-- ИСХОДНЫЙ ТЕКСТ --
◇ ◇ ◇ ◇ ◇
Сохранилось объявление о том, что Боевая организация левых эсеров устраивает в субботу, 18 мая 1918 года, на Садовой, 26, вечер поэтов. В программе значились Блок с «поэмой „Скифы“ и др. стихами», артистка Басаргина с поэмой Блока «Двенадцать» и стихами Николая Клюева «Ленин», «Республика» и «Пулемет», артист Афанасьев с поэмой Есенина «Товарищ», а заодно и со стихами Константина Бальмонта. Билет на вечер стоил один рубль.
Блюмкин ходил на такие вечера. В это время (когда и где — точно неизвестно) он подружился с Есениным, а тот познакомил его со своими друзьями-поэтами Анатолием Мариенгофом, Вадимом Шершеневичем, Александром Кусиковым.
Кстати, среди левых эсеров склонность к литературе проявлял не только Блюмкин, но, к примеру, и Юрий Саблин — участник боев в Москве в 1917 году, левоэсеровского мятежа в июле 1918-го и довольно популярный среди «мастеров культуры» человек. Позже, в 1919-м, Саблин примкнет к большевикам, будет награжден за «проявленные мужество и храбрость» в Гражданской войне двумя орденами Красного Знамени (расстрелян в 1937 году по обвинению в принадлежности к антисоветской организации). О нем ходил такой анекдот: «Сидят три приятеля: революционер Саблин, награжденный орденом Красного Знамени номер 5 (данные о том, кто на самом деле получил эту награду за номером 5, противоречивы. — Е. М.), Владимир Маяковский и Велимир Хлебников. Каждый говорит о себе. Саблин: „Таких, как я, в стране — пять!“ Маяковский: „Таких, как я, — один!“ Хлебников: „А таких, как я, — вообще нет!“».
Среди литераторов появлялся и Донат Черепанов по кличке «Черепок» — боевик, будущий террорист и борец с большевиками, однокашник по гимназии известного поэта Владислава Ходасевича.
◇ ◇ ◇ ◇ ◇
-- ПРЕДОСТАВЛЕННЫЕ ДАННЫЕ --
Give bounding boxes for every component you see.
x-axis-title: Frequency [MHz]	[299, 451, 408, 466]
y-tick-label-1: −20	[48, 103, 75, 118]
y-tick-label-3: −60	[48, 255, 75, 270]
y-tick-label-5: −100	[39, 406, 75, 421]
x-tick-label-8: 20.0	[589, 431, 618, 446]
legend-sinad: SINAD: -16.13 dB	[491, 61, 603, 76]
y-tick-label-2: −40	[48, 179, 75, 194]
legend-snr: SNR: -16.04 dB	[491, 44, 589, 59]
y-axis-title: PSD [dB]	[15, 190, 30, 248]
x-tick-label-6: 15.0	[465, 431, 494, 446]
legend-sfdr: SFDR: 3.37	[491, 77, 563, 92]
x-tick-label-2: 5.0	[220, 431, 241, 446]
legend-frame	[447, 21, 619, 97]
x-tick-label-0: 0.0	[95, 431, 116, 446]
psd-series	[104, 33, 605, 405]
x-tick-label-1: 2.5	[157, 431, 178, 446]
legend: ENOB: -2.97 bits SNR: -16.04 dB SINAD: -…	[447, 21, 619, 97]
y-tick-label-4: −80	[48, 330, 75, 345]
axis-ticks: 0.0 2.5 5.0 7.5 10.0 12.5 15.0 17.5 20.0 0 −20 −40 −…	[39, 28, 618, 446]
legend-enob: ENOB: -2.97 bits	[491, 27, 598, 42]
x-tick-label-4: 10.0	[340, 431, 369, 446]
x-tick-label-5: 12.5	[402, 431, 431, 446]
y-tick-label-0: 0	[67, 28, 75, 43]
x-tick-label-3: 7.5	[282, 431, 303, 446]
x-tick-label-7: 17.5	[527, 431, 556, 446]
◇ ◇ ◇ ◇ ◇
-- ЗАДАНИЕ --
Сколько, согласно исходному тексту, стоил билет на вечер поэтов 18 мая 1918 года на Садовой, 26?

-- ОТВЕТ --
Один рубль.